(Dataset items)

+ + + + +

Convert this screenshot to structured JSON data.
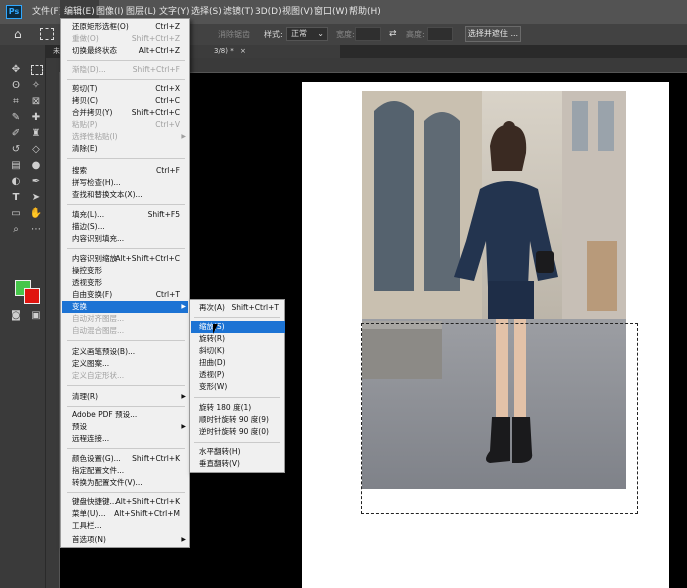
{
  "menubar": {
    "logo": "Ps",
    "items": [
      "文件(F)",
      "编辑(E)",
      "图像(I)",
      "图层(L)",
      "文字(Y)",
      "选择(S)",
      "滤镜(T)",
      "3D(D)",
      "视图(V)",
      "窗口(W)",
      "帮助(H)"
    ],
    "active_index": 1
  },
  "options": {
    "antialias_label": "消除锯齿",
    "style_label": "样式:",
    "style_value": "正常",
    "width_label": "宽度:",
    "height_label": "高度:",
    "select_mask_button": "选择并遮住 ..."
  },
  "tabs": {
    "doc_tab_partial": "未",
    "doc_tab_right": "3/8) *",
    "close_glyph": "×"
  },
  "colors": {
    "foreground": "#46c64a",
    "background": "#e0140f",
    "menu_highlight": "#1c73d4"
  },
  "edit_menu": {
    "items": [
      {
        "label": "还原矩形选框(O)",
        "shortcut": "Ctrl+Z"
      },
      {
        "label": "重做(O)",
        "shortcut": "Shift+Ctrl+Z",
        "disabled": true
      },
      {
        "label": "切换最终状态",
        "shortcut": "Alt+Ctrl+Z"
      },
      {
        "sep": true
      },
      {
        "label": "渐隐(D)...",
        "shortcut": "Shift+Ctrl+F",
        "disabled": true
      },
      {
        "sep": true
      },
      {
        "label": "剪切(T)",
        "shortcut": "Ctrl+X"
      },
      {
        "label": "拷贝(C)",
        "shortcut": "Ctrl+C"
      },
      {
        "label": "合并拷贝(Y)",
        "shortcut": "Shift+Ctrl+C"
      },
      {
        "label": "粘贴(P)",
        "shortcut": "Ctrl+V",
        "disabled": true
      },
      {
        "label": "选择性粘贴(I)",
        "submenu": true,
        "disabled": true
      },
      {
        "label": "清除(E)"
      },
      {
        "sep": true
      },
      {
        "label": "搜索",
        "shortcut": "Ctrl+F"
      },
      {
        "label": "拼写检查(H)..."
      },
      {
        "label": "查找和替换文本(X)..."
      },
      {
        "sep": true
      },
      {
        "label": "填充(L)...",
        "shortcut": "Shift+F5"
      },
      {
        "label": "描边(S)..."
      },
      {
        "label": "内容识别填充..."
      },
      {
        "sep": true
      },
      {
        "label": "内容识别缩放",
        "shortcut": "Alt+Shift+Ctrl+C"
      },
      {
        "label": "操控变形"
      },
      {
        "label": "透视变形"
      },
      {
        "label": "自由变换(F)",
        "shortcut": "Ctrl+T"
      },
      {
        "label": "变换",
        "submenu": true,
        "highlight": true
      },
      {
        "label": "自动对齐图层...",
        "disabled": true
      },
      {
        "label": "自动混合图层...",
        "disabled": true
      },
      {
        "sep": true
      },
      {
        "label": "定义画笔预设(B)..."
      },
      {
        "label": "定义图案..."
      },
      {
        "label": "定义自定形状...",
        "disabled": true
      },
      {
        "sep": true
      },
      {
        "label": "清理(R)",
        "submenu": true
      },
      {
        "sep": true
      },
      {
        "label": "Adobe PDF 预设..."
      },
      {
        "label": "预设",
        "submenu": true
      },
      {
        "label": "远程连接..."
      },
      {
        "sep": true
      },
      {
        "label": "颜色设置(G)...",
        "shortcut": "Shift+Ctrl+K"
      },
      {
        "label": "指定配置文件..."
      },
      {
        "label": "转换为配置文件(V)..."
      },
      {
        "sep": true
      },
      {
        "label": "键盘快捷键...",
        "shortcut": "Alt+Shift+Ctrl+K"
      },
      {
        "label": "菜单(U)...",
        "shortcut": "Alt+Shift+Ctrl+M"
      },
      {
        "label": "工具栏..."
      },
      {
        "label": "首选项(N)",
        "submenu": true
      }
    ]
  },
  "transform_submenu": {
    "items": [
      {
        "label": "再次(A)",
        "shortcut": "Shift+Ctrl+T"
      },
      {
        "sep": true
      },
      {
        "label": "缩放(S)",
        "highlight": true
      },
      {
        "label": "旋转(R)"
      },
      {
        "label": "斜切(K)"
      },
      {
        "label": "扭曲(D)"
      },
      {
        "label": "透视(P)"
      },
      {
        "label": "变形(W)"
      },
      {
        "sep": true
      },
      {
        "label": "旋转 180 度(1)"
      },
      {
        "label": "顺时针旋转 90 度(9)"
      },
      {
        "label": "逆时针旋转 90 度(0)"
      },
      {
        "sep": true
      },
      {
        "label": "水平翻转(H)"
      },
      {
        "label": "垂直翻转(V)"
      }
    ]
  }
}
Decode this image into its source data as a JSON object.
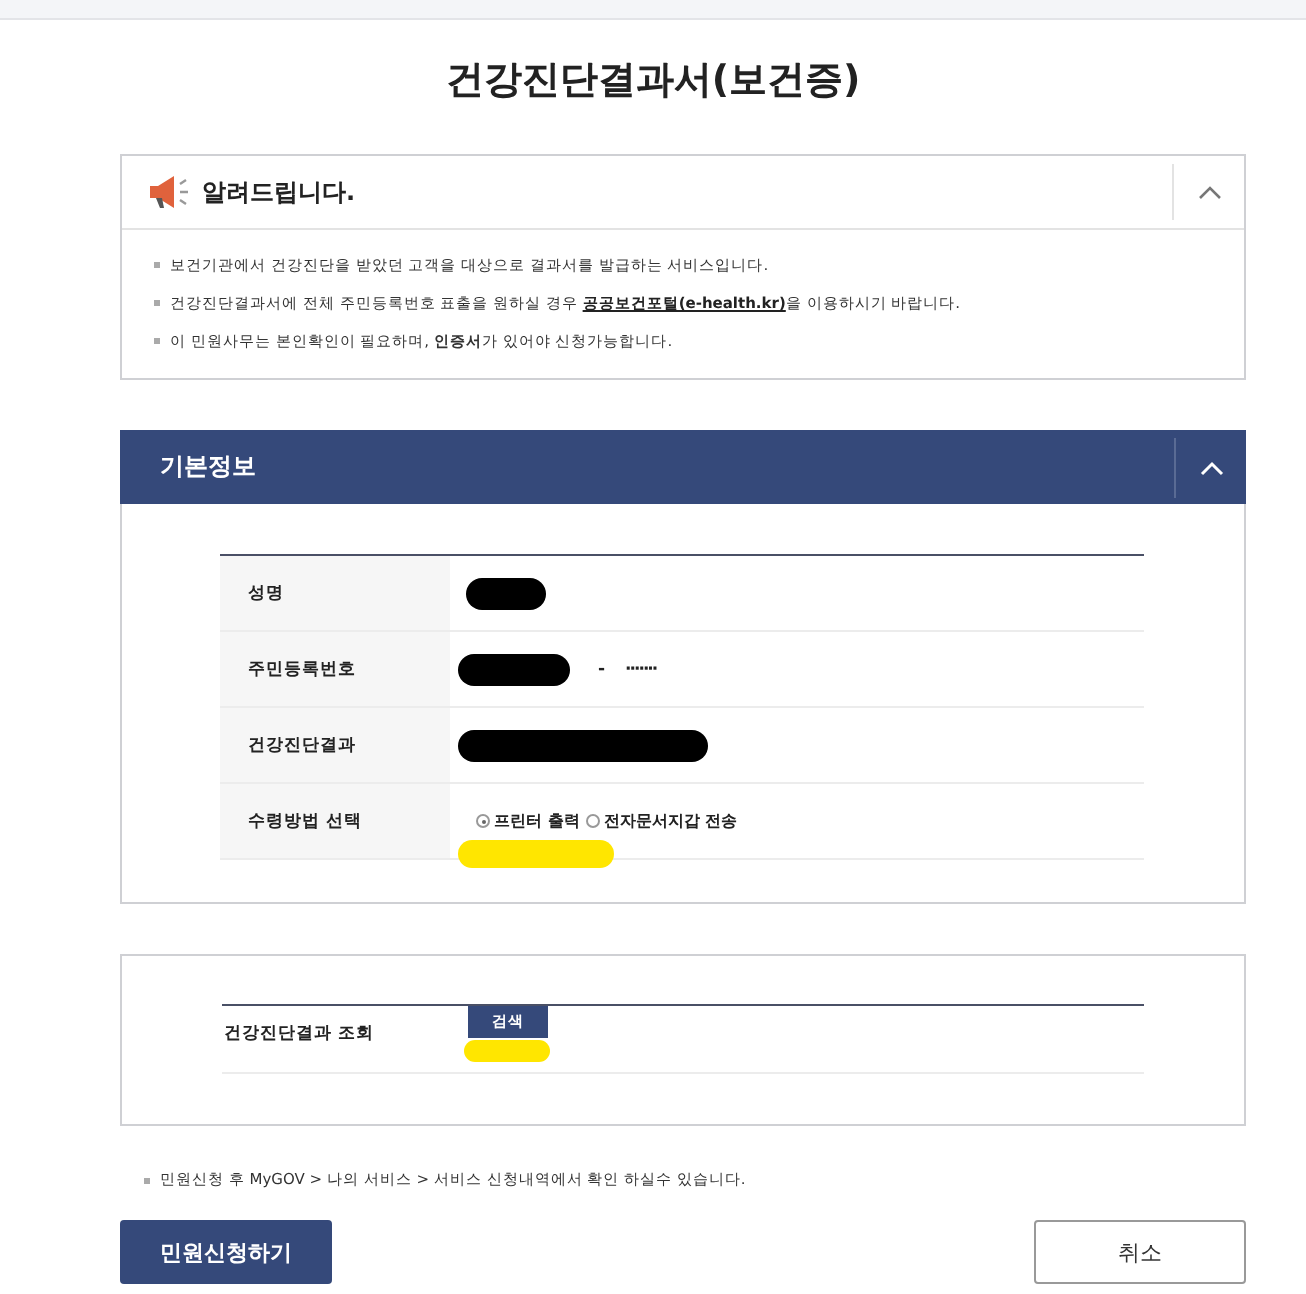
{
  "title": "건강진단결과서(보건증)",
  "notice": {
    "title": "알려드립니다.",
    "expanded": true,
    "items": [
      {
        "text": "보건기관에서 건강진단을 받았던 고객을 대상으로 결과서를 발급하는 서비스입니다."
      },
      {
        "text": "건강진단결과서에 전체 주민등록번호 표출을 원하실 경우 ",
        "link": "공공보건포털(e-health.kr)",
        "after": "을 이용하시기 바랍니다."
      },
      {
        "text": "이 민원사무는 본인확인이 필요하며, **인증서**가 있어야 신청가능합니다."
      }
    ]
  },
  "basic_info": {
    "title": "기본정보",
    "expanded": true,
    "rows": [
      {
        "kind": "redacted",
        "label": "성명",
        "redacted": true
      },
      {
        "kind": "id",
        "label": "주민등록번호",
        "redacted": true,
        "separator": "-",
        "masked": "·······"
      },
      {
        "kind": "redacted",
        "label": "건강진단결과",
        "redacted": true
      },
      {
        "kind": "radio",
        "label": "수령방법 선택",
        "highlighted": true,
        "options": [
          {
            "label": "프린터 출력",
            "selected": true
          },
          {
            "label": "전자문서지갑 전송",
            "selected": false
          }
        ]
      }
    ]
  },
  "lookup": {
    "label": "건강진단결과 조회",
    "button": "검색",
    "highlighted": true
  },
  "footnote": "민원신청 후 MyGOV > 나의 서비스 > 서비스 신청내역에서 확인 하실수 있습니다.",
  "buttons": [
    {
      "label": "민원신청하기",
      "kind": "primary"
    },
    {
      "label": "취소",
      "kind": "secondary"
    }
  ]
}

+ + + + +

Without the pictures, output the full listing exactly as it stands.

Convert this screenshot to structured JSON data.
{
  "menubar": {
    "logo": "Ps",
    "items": [
      "文件(F)",
      "编辑(E)",
      "图像(I)",
      "图层(L)",
      "文字(Y)",
      "选择(S)",
      "滤镜(T)",
      "3D(D)",
      "视图(V)",
      "窗口(W)",
      "帮助(H)"
    ],
    "active_index": 1
  },
  "options": {
    "antialias_label": "消除锯齿",
    "style_label": "样式:",
    "style_value": "正常",
    "width_label": "宽度:",
    "height_label": "高度:",
    "select_mask_button": "选择并遮住 ..."
  },
  "tabs": {
    "doc_tab_partial": "未",
    "doc_tab_right": "3/8) *",
    "close_glyph": "×"
  },
  "colors": {
    "foreground": "#46c64a",
    "background": "#e0140f",
    "menu_highlight": "#1c73d4"
  },
  "edit_menu": {
    "items": [
      {
        "label": "还原矩形选框(O)",
        "shortcut": "Ctrl+Z"
      },
      {
        "label": "重做(O)",
        "shortcut": "Shift+Ctrl+Z",
        "disabled": true
      },
      {
        "label": "切换最终状态",
        "shortcut": "Alt+Ctrl+Z"
      },
      {
        "sep": true
      },
      {
        "label": "渐隐(D)...",
        "shortcut": "Shift+Ctrl+F",
        "disabled": true
      },
      {
        "sep": true
      },
      {
        "label": "剪切(T)",
        "shortcut": "Ctrl+X"
      },
      {
        "label": "拷贝(C)",
        "shortcut": "Ctrl+C"
      },
      {
        "label": "合并拷贝(Y)",
        "shortcut": "Shift+Ctrl+C"
      },
      {
        "label": "粘贴(P)",
        "shortcut": "Ctrl+V",
        "disabled": true
      },
      {
        "label": "选择性粘贴(I)",
        "submenu": true,
        "disabled": true
      },
      {
        "label": "清除(E)"
      },
      {
        "sep": true
      },
      {
        "label": "搜索",
        "shortcut": "Ctrl+F"
      },
      {
        "label": "拼写检查(H)..."
      },
      {
        "label": "查找和替换文本(X)..."
      },
      {
        "sep": true
      },
      {
        "label": "填充(L)...",
        "shortcut": "Shift+F5"
      },
      {
        "label": "描边(S)..."
      },
      {
        "label": "内容识别填充..."
      },
      {
        "sep": true
      },
      {
        "label": "内容识别缩放",
        "shortcut": "Alt+Shift+Ctrl+C"
      },
      {
        "label": "操控变形"
      },
      {
        "label": "透视变形"
      },
      {
        "label": "自由变换(F)",
        "shortcut": "Ctrl+T"
      },
      {
        "label": "变换",
        "submenu": true,
        "highlight": true
      },
      {
        "label": "自动对齐图层...",
        "disabled": true
      },
      {
        "label": "自动混合图层...",
        "disabled": true
      },
      {
        "sep": true
      },
      {
        "label": "定义画笔预设(B)..."
      },
      {
        "label": "定义图案..."
      },
      {
        "label": "定义自定形状...",
        "disabled": true
      },
      {
        "sep": true
      },
      {
        "label": "清理(R)",
        "submenu": true
      },
      {
        "sep": true
      },
      {
        "label": "Adobe PDF 预设..."
      },
      {
        "label": "预设",
        "submenu": true
      },
      {
        "label": "远程连接..."
      },
      {
        "sep": true
      },
      {
        "label": "颜色设置(G)...",
        "shortcut": "Shift+Ctrl+K"
      },
      {
        "label": "指定配置文件..."
      },
      {
        "label": "转换为配置文件(V)..."
      },
      {
        "sep": true
      },
      {
        "label": "键盘快捷键...",
        "shortcut": "Alt+Shift+Ctrl+K"
      },
      {
        "label": "菜单(U)...",
        "shortcut": "Alt+Shift+Ctrl+M"
      },
      {
        "label": "工具栏..."
      },
      {
        "label": "首选项(N)",
        "submenu": true
      }
    ]
  },
  "transform_submenu": {
    "items": [
      {
        "label": "再次(A)",
        "shortcut": "Shift+Ctrl+T"
      },
      {
        "sep": true
      },
      {
        "label": "缩放(S)",
        "highlight": true
      },
      {
        "label": "旋转(R)"
      },
      {
        "label": "斜切(K)"
      },
      {
        "label": "扭曲(D)"
      },
      {
        "label": "透视(P)"
      },
      {
        "label": "变形(W)"
      },
      {
        "sep": true
      },
      {
        "label": "旋转 180 度(1)"
      },
      {
        "label": "顺时针旋转 90 度(9)"
      },
      {
        "label": "逆时针旋转 90 度(0)"
      },
      {
        "sep": true
      },
      {
        "label": "水平翻转(H)"
      },
      {
        "label": "垂直翻转(V)"
      }
    ]
  }
}
Decode this image into its source data as a JSON object.
{
  "title": "건강진단결과서(보건증)",
  "notice": {
    "title": "알려드립니다.",
    "expanded": true,
    "items": [
      {
        "text": "보건기관에서 건강진단을 받았던 고객을 대상으로 결과서를 발급하는 서비스입니다."
      },
      {
        "text": "건강진단결과서에 전체 주민등록번호 표출을 원하실 경우 ",
        "link": "공공보건포털(e-health.kr)",
        "after": "을 이용하시기 바랍니다."
      },
      {
        "text": "이 민원사무는 본인확인이 필요하며, **인증서**가 있어야 신청가능합니다."
      }
    ]
  },
  "basic_info": {
    "title": "기본정보",
    "expanded": true,
    "rows": [
      {
        "kind": "redacted",
        "label": "성명",
        "redacted": true
      },
      {
        "kind": "id",
        "label": "주민등록번호",
        "redacted": true,
        "separator": "-",
        "masked": "·······"
      },
      {
        "kind": "redacted",
        "label": "건강진단결과",
        "redacted": true
      },
      {
        "kind": "radio",
        "label": "수령방법 선택",
        "highlighted": true,
        "options": [
          {
            "label": "프린터 출력",
            "selected": true
          },
          {
            "label": "전자문서지갑 전송",
            "selected": false
          }
        ]
      }
    ]
  },
  "lookup": {
    "label": "건강진단결과 조회",
    "button": "검색",
    "highlighted": true
  },
  "footnote": "민원신청 후 MyGOV > 나의 서비스 > 서비스 신청내역에서 확인 하실수 있습니다.",
  "buttons": [
    {
      "label": "민원신청하기",
      "kind": "primary"
    },
    {
      "label": "취소",
      "kind": "secondary"
    }
  ]
}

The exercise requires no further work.